Dataset records
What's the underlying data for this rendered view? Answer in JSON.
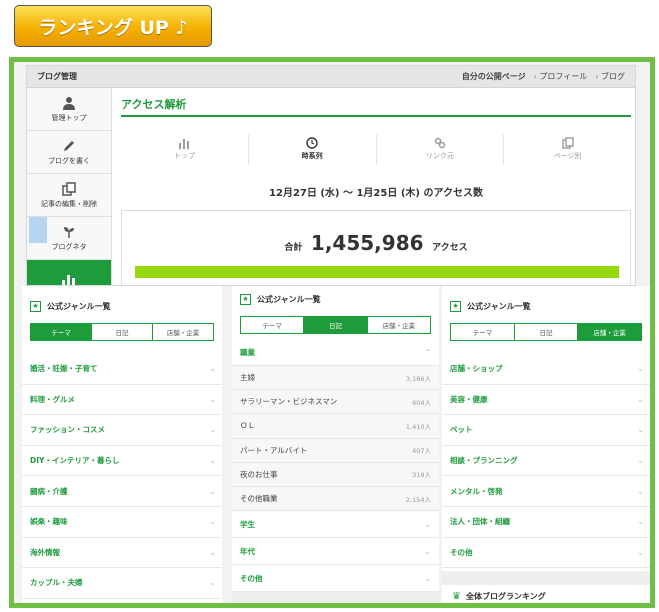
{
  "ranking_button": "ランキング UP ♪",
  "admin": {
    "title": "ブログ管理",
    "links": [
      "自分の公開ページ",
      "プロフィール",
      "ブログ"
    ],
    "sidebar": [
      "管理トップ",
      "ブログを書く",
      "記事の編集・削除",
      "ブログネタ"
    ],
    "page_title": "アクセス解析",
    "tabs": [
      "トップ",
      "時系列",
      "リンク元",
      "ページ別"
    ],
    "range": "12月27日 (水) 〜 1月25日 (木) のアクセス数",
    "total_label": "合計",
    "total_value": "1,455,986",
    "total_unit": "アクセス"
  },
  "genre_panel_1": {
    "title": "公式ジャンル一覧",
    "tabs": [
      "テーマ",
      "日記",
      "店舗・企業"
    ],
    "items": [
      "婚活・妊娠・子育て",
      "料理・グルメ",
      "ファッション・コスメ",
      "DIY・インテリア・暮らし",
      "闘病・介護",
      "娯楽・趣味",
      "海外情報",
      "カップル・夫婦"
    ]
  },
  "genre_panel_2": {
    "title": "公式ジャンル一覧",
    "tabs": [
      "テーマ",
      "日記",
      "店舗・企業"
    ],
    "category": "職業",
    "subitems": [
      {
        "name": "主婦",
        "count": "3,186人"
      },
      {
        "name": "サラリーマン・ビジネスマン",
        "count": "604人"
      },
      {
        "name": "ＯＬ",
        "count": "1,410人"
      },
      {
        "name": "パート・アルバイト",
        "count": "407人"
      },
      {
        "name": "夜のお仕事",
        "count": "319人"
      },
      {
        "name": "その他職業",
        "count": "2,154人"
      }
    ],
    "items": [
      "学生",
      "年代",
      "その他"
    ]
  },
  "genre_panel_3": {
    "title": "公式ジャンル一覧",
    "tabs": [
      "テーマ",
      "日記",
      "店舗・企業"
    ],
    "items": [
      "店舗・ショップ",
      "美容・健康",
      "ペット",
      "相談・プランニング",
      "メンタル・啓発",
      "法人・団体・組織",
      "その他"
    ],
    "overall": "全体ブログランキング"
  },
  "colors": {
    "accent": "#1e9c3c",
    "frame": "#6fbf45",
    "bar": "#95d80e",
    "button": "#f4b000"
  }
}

--

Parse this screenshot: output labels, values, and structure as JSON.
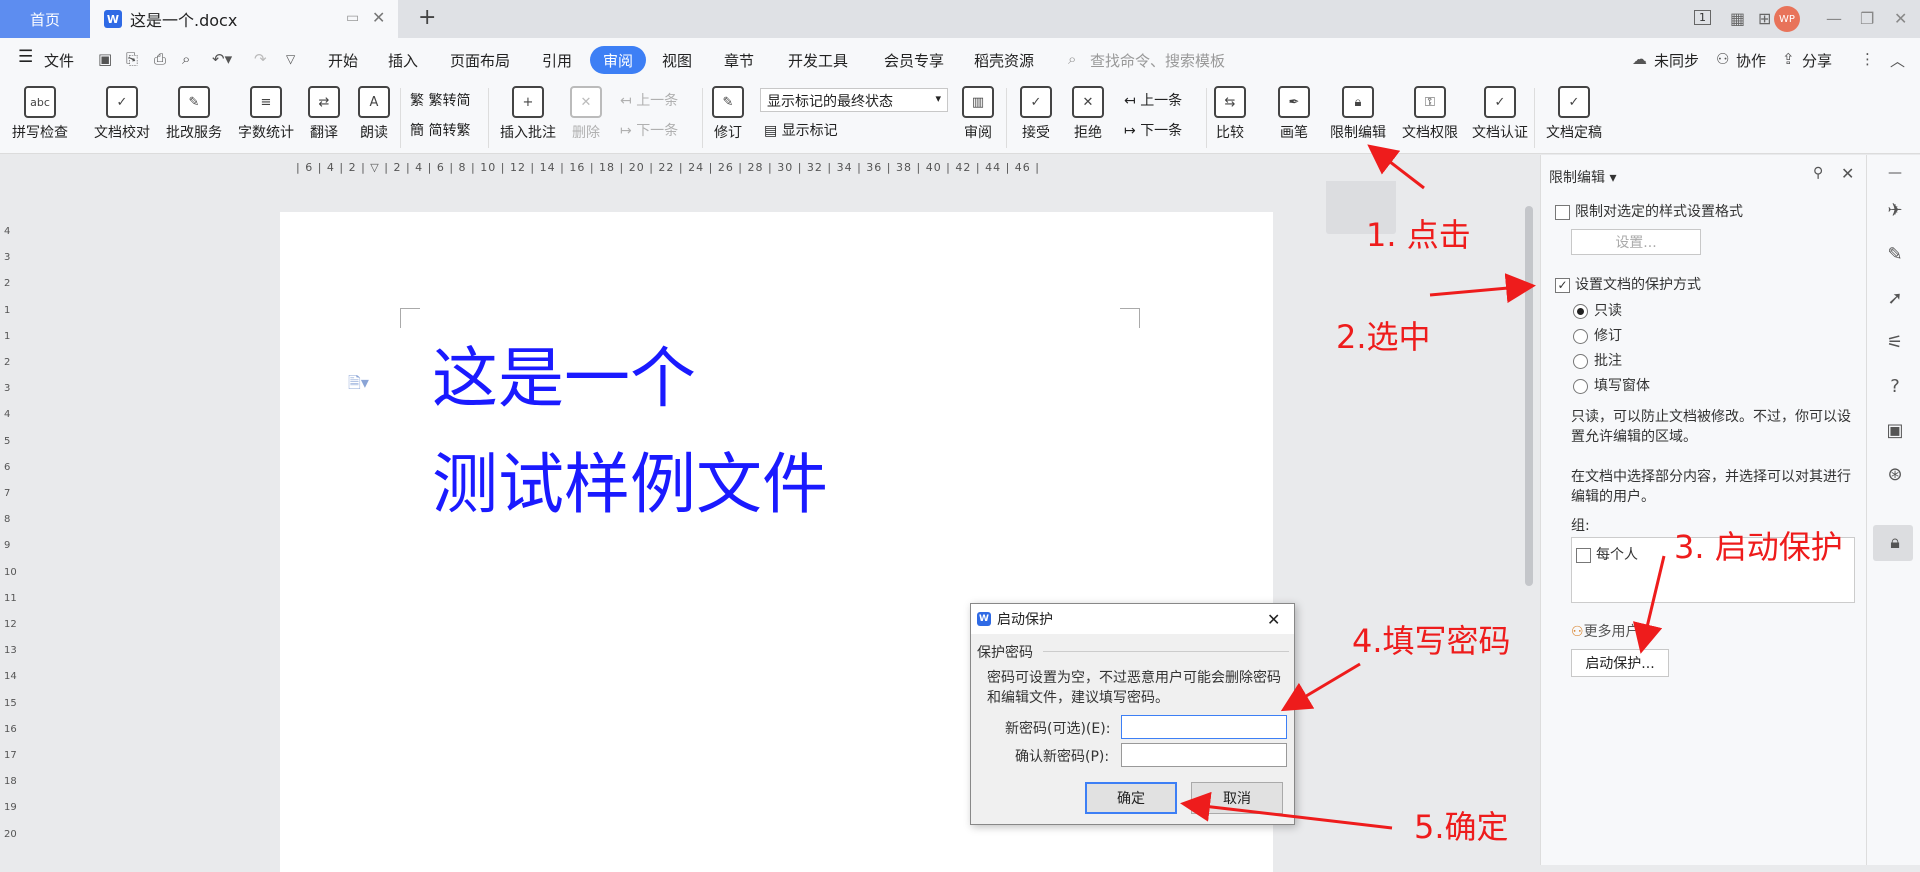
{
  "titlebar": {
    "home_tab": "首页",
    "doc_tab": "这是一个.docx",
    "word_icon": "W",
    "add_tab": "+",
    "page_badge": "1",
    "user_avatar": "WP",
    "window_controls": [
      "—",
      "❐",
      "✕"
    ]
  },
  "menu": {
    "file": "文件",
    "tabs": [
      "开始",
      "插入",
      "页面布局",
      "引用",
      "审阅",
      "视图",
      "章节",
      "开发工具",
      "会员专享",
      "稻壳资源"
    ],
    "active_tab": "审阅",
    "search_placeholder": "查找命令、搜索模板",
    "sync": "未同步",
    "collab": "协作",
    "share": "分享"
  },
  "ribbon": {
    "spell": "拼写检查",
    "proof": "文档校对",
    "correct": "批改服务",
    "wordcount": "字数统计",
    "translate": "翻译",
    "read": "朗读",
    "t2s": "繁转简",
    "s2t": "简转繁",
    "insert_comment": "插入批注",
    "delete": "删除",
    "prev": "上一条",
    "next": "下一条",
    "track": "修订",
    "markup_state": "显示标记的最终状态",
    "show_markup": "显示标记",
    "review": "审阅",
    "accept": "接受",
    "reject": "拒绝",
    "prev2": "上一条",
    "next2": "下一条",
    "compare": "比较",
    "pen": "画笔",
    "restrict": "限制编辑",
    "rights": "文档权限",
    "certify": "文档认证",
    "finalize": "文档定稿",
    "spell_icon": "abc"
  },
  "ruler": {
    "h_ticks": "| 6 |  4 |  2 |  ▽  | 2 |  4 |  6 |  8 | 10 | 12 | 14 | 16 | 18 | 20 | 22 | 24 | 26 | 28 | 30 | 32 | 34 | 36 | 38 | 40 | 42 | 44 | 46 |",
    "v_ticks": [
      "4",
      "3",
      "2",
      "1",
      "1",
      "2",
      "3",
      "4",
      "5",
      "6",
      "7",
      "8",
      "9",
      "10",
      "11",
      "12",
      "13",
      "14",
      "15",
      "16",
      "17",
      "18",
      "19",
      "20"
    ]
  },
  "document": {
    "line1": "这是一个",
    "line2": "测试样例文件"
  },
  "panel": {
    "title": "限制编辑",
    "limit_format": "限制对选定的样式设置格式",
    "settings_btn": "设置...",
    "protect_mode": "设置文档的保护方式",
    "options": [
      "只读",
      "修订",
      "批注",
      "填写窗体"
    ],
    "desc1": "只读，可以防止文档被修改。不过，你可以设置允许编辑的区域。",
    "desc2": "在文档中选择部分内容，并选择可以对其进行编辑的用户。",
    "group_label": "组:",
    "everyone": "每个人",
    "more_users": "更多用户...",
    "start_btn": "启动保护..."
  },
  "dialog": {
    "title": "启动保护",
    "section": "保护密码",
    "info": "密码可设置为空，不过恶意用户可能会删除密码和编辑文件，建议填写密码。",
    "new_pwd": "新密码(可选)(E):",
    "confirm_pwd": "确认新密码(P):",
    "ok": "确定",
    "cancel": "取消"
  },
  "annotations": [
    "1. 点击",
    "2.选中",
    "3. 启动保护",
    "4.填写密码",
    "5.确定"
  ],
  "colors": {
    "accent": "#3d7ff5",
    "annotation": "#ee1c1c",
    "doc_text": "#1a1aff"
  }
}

__What you should do__: Show, from the listing above, each line that contains the word "name".

__Exercise result__:
        "name": "主婦",
        "name": "サラリーマン・ビジネスマン",
        "name": "ＯＬ",
        "name": "パート・アルバイト",
        "name": "夜のお仕事",
        "name": "その他職業",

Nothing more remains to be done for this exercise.